**Data shown**:
-- start --

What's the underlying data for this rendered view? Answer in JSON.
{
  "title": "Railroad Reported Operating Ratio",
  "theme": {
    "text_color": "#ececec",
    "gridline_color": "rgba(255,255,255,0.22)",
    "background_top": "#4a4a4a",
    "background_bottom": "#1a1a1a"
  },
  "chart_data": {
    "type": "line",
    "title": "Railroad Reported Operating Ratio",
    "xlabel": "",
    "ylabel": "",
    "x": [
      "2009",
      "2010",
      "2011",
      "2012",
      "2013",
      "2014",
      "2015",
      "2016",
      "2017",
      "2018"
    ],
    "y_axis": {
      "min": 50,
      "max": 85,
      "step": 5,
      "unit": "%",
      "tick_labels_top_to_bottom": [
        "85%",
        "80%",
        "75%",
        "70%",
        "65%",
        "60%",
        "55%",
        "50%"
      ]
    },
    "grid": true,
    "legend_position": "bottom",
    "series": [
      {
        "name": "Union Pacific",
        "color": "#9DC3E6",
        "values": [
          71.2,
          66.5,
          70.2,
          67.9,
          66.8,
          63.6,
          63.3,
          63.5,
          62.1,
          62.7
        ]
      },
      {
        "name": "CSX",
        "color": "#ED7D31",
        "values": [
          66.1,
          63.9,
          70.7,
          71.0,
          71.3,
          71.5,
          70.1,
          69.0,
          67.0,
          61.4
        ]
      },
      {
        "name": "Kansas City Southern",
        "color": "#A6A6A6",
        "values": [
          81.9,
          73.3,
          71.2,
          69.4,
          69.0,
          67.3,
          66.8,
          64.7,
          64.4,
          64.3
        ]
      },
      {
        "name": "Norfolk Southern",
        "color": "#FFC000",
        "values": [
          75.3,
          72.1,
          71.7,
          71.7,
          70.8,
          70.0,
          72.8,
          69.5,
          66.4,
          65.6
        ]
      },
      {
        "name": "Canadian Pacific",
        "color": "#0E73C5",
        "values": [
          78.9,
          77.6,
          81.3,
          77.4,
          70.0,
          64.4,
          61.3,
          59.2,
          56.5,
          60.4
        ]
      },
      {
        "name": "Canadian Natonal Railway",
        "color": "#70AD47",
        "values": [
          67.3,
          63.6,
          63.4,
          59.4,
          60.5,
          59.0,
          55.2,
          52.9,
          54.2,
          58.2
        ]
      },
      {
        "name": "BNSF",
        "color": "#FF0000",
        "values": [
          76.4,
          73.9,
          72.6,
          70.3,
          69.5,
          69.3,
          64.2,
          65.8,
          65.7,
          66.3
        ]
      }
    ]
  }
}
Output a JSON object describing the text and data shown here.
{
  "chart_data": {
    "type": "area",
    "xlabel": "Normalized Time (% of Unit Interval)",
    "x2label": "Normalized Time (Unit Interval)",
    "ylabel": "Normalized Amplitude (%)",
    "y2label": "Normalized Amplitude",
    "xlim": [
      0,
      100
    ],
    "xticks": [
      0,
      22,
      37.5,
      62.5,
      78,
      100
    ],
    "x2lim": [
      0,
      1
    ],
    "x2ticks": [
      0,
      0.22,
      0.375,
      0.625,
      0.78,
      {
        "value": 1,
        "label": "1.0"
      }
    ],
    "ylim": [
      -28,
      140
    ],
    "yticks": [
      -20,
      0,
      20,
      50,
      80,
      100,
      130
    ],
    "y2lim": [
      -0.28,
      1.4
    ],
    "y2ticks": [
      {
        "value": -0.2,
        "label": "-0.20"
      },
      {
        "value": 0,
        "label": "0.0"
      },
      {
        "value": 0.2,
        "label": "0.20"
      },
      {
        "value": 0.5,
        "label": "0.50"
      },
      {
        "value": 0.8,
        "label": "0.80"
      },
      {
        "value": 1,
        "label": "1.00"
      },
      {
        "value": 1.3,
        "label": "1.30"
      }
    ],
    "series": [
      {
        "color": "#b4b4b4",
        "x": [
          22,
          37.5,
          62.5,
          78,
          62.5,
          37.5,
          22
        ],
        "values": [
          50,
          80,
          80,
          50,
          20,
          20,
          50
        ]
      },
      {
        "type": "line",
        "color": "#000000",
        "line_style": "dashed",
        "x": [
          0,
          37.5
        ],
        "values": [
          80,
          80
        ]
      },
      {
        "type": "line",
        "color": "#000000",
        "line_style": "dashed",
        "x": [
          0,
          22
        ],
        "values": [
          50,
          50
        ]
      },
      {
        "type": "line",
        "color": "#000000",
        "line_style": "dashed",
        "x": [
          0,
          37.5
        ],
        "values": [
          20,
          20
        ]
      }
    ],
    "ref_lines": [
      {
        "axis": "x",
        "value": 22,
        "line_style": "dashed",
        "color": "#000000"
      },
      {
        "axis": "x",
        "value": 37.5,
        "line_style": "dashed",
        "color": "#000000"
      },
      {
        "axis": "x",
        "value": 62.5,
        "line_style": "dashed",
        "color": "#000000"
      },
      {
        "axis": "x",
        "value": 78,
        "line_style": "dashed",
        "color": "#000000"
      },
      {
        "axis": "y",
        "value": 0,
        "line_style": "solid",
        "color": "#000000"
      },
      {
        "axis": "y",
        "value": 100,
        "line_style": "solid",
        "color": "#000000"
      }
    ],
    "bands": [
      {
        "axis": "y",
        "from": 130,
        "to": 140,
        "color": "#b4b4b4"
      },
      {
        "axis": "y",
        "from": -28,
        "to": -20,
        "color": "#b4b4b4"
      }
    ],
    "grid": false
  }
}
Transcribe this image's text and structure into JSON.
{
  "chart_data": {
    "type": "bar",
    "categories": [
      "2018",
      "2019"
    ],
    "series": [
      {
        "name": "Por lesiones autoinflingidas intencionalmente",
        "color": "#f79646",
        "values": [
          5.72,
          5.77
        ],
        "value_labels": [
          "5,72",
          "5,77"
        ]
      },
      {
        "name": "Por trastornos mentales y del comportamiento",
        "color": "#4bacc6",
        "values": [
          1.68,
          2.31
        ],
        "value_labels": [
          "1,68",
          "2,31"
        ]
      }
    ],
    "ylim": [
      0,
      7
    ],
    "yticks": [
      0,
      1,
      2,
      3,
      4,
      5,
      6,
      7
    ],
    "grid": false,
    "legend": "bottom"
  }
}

-- end --

**Required work**: Repeat the material above in full, quoting it exactly.

**Solution**:
What's the underlying data for this rendered view? Answer in JSON.
{
  "title": "Railroad Reported Operating Ratio",
  "theme": {
    "text_color": "#ececec",
    "gridline_color": "rgba(255,255,255,0.22)",
    "background_top": "#4a4a4a",
    "background_bottom": "#1a1a1a"
  },
  "chart_data": {
    "type": "line",
    "title": "Railroad Reported Operating Ratio",
    "xlabel": "",
    "ylabel": "",
    "x": [
      "2009",
      "2010",
      "2011",
      "2012",
      "2013",
      "2014",
      "2015",
      "2016",
      "2017",
      "2018"
    ],
    "y_axis": {
      "min": 50,
      "max": 85,
      "step": 5,
      "unit": "%",
      "tick_labels_top_to_bottom": [
        "85%",
        "80%",
        "75%",
        "70%",
        "65%",
        "60%",
        "55%",
        "50%"
      ]
    },
    "grid": true,
    "legend_position": "bottom",
    "series": [
      {
        "name": "Union Pacific",
        "color": "#9DC3E6",
        "values": [
          71.2,
          66.5,
          70.2,
          67.9,
          66.8,
          63.6,
          63.3,
          63.5,
          62.1,
          62.7
        ]
      },
      {
        "name": "CSX",
        "color": "#ED7D31",
        "values": [
          66.1,
          63.9,
          70.7,
          71.0,
          71.3,
          71.5,
          70.1,
          69.0,
          67.0,
          61.4
        ]
      },
      {
        "name": "Kansas City Southern",
        "color": "#A6A6A6",
        "values": [
          81.9,
          73.3,
          71.2,
          69.4,
          69.0,
          67.3,
          66.8,
          64.7,
          64.4,
          64.3
        ]
      },
      {
        "name": "Norfolk Southern",
        "color": "#FFC000",
        "values": [
          75.3,
          72.1,
          71.7,
          71.7,
          70.8,
          70.0,
          72.8,
          69.5,
          66.4,
          65.6
        ]
      },
      {
        "name": "Canadian Pacific",
        "color": "#0E73C5",
        "values": [
          78.9,
          77.6,
          81.3,
          77.4,
          70.0,
          64.4,
          61.3,
          59.2,
          56.5,
          60.4
        ]
      },
      {
        "name": "Canadian Natonal Railway",
        "color": "#70AD47",
        "values": [
          67.3,
          63.6,
          63.4,
          59.4,
          60.5,
          59.0,
          55.2,
          52.9,
          54.2,
          58.2
        ]
      },
      {
        "name": "BNSF",
        "color": "#FF0000",
        "values": [
          76.4,
          73.9,
          72.6,
          70.3,
          69.5,
          69.3,
          64.2,
          65.8,
          65.7,
          66.3
        ]
      }
    ]
  }
}
Output a JSON object describing the text and data shown here.
{
  "chart_data": {
    "type": "area",
    "xlabel": "Normalized Time (% of Unit Interval)",
    "x2label": "Normalized Time (Unit Interval)",
    "ylabel": "Normalized Amplitude (%)",
    "y2label": "Normalized Amplitude",
    "xlim": [
      0,
      100
    ],
    "xticks": [
      0,
      22,
      37.5,
      62.5,
      78,
      100
    ],
    "x2lim": [
      0,
      1
    ],
    "x2ticks": [
      0,
      0.22,
      0.375,
      0.625,
      0.78,
      {
        "value": 1,
        "label": "1.0"
      }
    ],
    "ylim": [
      -28,
      140
    ],
    "yticks": [
      -20,
      0,
      20,
      50,
      80,
      100,
      130
    ],
    "y2lim": [
      -0.28,
      1.4
    ],
    "y2ticks": [
      {
        "value": -0.2,
        "label": "-0.20"
      },
      {
        "value": 0,
        "label": "0.0"
      },
      {
        "value": 0.2,
        "label": "0.20"
      },
      {
        "value": 0.5,
        "label": "0.50"
      },
      {
        "value": 0.8,
        "label": "0.80"
      },
      {
        "value": 1,
        "label": "1.00"
      },
      {
        "value": 1.3,
        "label": "1.30"
      }
    ],
    "series": [
      {
        "color": "#b4b4b4",
        "x": [
          22,
          37.5,
          62.5,
          78,
          62.5,
          37.5,
          22
        ],
        "values": [
          50,
          80,
          80,
          50,
          20,
          20,
          50
        ]
      },
      {
        "type": "line",
        "color": "#000000",
        "line_style": "dashed",
        "x": [
          0,
          37.5
        ],
        "values": [
          80,
          80
        ]
      },
      {
        "type": "line",
        "color": "#000000",
        "line_style": "dashed",
        "x": [
          0,
          22
        ],
        "values": [
          50,
          50
        ]
      },
      {
        "type": "line",
        "color": "#000000",
        "line_style": "dashed",
        "x": [
          0,
          37.5
        ],
        "values": [
          20,
          20
        ]
      }
    ],
    "ref_lines": [
      {
        "axis": "x",
        "value": 22,
        "line_style": "dashed",
        "color": "#000000"
      },
      {
        "axis": "x",
        "value": 37.5,
        "line_style": "dashed",
        "color": "#000000"
      },
      {
        "axis": "x",
        "value": 62.5,
        "line_style": "dashed",
        "color": "#000000"
      },
      {
        "axis": "x",
        "value": 78,
        "line_style": "dashed",
        "color": "#000000"
      },
      {
        "axis": "y",
        "value": 0,
        "line_style": "solid",
        "color": "#000000"
      },
      {
        "axis": "y",
        "value": 100,
        "line_style": "solid",
        "color": "#000000"
      }
    ],
    "bands": [
      {
        "axis": "y",
        "from": 130,
        "to": 140,
        "color": "#b4b4b4"
      },
      {
        "axis": "y",
        "from": -28,
        "to": -20,
        "color": "#b4b4b4"
      }
    ],
    "grid": false
  }
}
Transcribe this image's text and structure into JSON.
{
  "chart_data": {
    "type": "bar",
    "categories": [
      "2018",
      "2019"
    ],
    "series": [
      {
        "name": "Por lesiones autoinflingidas intencionalmente",
        "color": "#f79646",
        "values": [
          5.72,
          5.77
        ],
        "value_labels": [
          "5,72",
          "5,77"
        ]
      },
      {
        "name": "Por trastornos mentales y del comportamiento",
        "color": "#4bacc6",
        "values": [
          1.68,
          2.31
        ],
        "value_labels": [
          "1,68",
          "2,31"
        ]
      }
    ],
    "ylim": [
      0,
      7
    ],
    "yticks": [
      0,
      1,
      2,
      3,
      4,
      5,
      6,
      7
    ],
    "grid": false,
    "legend": "bottom"
  }
}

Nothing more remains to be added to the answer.